* [Prompt]:
Write out each line of the entries below that holds the word "papillae".

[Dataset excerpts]
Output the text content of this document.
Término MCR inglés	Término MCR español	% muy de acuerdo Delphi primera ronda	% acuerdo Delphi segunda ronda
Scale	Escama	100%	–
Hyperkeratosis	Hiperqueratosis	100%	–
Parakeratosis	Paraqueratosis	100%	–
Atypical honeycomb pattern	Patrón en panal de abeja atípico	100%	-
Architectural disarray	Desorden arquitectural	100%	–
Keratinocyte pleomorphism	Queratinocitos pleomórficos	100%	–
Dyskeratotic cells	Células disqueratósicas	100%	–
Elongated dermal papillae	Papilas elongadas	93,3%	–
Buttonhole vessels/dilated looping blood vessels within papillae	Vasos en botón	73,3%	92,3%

* [Completed task]:
Elongated dermal papillae	Papilas elongadas	93,3%	–
Buttonhole vessels/dilated looping blood vessels within papillae	Vasos en botón	73,3%	92,3%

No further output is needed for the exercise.